- What the task asks:
Omit all images. Transcribe the rest of the material below exactly.

▽

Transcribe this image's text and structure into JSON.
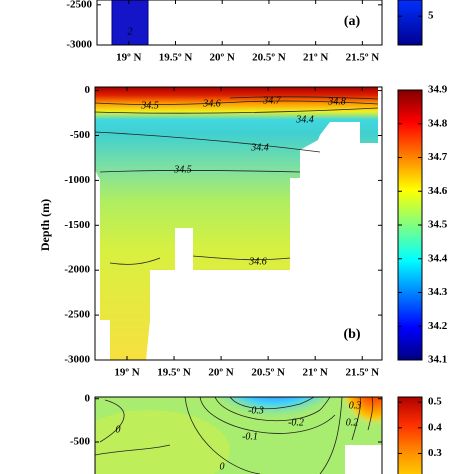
{
  "chart_data": [
    {
      "type": "contour",
      "panel_label": "(a)",
      "xlim": [
        18.66,
        21.71
      ],
      "xticks": [
        {
          "value": 19,
          "label": "19º N"
        },
        {
          "value": 19.5,
          "label": "19.5º N"
        },
        {
          "value": 20,
          "label": "20º N"
        },
        {
          "value": 20.5,
          "label": "20.5º N"
        },
        {
          "value": 21,
          "label": "21º N"
        },
        {
          "value": 21.5,
          "label": "21.5º N"
        }
      ],
      "ylim": [
        -3000,
        -2440
      ],
      "yticks": [
        -3000,
        -2500
      ],
      "contour_labels": [
        2
      ],
      "colorbar": {
        "clim": [
          0,
          7.8
        ],
        "ticks": [
          5
        ]
      }
    },
    {
      "type": "contour",
      "panel_label": "(b)",
      "y_label": "Depth (m)",
      "xlim": [
        18.66,
        21.71
      ],
      "xticks": [
        {
          "value": 19,
          "label": "19º N"
        },
        {
          "value": 19.5,
          "label": "19.5º N"
        },
        {
          "value": 20,
          "label": "20º N"
        },
        {
          "value": 20.5,
          "label": "20.5º N"
        },
        {
          "value": 21,
          "label": "21º N"
        },
        {
          "value": 21.5,
          "label": "21.5º N"
        }
      ],
      "ylim": [
        -3000,
        40
      ],
      "yticks": [
        -3000,
        -2500,
        -2000,
        -1500,
        -1000,
        -500,
        0
      ],
      "contour_labels": [
        34.5,
        34.6,
        34.7,
        34.8,
        34.4,
        34.4,
        34.5,
        34.6
      ],
      "colorbar": {
        "clim": [
          34.1,
          34.9
        ],
        "ticks": [
          34.1,
          34.2,
          34.3,
          34.4,
          34.5,
          34.6,
          34.7,
          34.8,
          34.9
        ]
      }
    },
    {
      "type": "contour",
      "xlim": [
        18.66,
        21.71
      ],
      "ylim": [
        -870,
        20
      ],
      "yticks": [
        -500,
        0
      ],
      "contour_labels": [
        0,
        -0.3,
        -0.2,
        -0.1,
        0,
        0.3,
        0.2
      ],
      "colorbar": {
        "clim": [
          0.22,
          0.52
        ],
        "ticks": [
          0.3,
          0.4,
          0.5
        ]
      }
    }
  ]
}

△

- Correct result:
Transcribe this image's text and structure into JSON.
{
  "chart_data": [
    {
      "type": "contour",
      "panel_label": "(a)",
      "xlim": [
        18.66,
        21.71
      ],
      "xticks": [
        {
          "value": 19,
          "label": "19º N"
        },
        {
          "value": 19.5,
          "label": "19.5º N"
        },
        {
          "value": 20,
          "label": "20º N"
        },
        {
          "value": 20.5,
          "label": "20.5º N"
        },
        {
          "value": 21,
          "label": "21º N"
        },
        {
          "value": 21.5,
          "label": "21.5º N"
        }
      ],
      "ylim": [
        -3000,
        -2440
      ],
      "yticks": [
        -3000,
        -2500
      ],
      "contour_labels": [
        2
      ],
      "colorbar": {
        "clim": [
          0,
          7.8
        ],
        "ticks": [
          5
        ]
      }
    },
    {
      "type": "contour",
      "panel_label": "(b)",
      "y_label": "Depth (m)",
      "xlim": [
        18.66,
        21.71
      ],
      "xticks": [
        {
          "value": 19,
          "label": "19º N"
        },
        {
          "value": 19.5,
          "label": "19.5º N"
        },
        {
          "value": 20,
          "label": "20º N"
        },
        {
          "value": 20.5,
          "label": "20.5º N"
        },
        {
          "value": 21,
          "label": "21º N"
        },
        {
          "value": 21.5,
          "label": "21.5º N"
        }
      ],
      "ylim": [
        -3000,
        40
      ],
      "yticks": [
        -3000,
        -2500,
        -2000,
        -1500,
        -1000,
        -500,
        0
      ],
      "contour_labels": [
        34.5,
        34.6,
        34.7,
        34.8,
        34.4,
        34.4,
        34.5,
        34.6
      ],
      "colorbar": {
        "clim": [
          34.1,
          34.9
        ],
        "ticks": [
          34.1,
          34.2,
          34.3,
          34.4,
          34.5,
          34.6,
          34.7,
          34.8,
          34.9
        ]
      }
    },
    {
      "type": "contour",
      "xlim": [
        18.66,
        21.71
      ],
      "ylim": [
        -870,
        20
      ],
      "yticks": [
        -500,
        0
      ],
      "contour_labels": [
        0,
        -0.3,
        -0.2,
        -0.1,
        0,
        0.3,
        0.2
      ],
      "colorbar": {
        "clim": [
          0.22,
          0.52
        ],
        "ticks": [
          0.3,
          0.4,
          0.5
        ]
      }
    }
  ]
}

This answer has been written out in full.